• **EXERCISE REQUIREMENTS**:
Copy each line containing the word "icon" from the records that follow, please.

• **DATA LISTING**:
────────────────────────────────────────
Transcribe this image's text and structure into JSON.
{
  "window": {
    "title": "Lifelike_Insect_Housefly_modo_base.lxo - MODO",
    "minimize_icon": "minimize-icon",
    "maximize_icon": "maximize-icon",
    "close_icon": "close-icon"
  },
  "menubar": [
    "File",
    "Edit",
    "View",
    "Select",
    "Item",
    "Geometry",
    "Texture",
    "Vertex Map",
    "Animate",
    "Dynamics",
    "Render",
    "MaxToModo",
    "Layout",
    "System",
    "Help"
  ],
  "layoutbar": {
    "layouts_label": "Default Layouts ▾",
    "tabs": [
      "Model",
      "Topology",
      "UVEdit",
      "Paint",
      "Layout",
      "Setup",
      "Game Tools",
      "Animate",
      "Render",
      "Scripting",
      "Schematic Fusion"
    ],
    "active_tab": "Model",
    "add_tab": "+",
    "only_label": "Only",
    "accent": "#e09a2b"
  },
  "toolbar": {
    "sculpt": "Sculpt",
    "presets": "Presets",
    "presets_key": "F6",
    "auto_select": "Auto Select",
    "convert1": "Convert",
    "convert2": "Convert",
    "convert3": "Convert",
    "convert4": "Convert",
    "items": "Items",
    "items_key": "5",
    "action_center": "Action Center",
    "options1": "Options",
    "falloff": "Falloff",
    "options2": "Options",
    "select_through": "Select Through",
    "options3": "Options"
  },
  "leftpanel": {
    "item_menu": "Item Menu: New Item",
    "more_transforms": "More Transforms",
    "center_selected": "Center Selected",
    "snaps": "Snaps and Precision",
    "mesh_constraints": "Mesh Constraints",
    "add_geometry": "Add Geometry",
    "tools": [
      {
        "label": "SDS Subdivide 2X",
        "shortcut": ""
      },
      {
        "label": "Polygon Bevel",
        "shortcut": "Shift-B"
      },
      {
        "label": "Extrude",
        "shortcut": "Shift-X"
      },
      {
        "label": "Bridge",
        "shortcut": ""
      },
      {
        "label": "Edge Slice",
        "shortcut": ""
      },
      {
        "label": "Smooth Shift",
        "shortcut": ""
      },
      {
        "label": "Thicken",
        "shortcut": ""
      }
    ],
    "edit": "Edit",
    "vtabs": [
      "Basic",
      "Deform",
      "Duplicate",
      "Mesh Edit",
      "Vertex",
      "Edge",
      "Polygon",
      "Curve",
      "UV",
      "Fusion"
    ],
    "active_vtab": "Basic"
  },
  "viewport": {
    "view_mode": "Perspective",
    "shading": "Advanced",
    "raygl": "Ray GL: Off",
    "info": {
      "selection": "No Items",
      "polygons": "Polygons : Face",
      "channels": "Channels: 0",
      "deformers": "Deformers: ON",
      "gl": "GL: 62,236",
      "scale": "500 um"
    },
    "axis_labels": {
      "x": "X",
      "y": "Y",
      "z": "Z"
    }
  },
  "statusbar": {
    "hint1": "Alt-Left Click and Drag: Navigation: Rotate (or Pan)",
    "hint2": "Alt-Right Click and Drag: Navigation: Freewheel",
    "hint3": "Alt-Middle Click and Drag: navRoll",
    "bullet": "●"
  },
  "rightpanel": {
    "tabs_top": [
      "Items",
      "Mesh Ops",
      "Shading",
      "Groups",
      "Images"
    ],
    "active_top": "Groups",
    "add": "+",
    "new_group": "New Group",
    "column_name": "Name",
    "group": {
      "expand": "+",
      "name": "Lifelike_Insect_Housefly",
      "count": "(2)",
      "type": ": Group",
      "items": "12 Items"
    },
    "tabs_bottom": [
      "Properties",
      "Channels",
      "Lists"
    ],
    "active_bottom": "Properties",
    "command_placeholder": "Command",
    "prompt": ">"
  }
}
────────────────────────────────────────
• **SOLUTION TO THE EXERCISE**:
    "minimize_icon": "minimize-icon",
    "maximize_icon": "maximize-icon",
    "close_icon": "close-icon"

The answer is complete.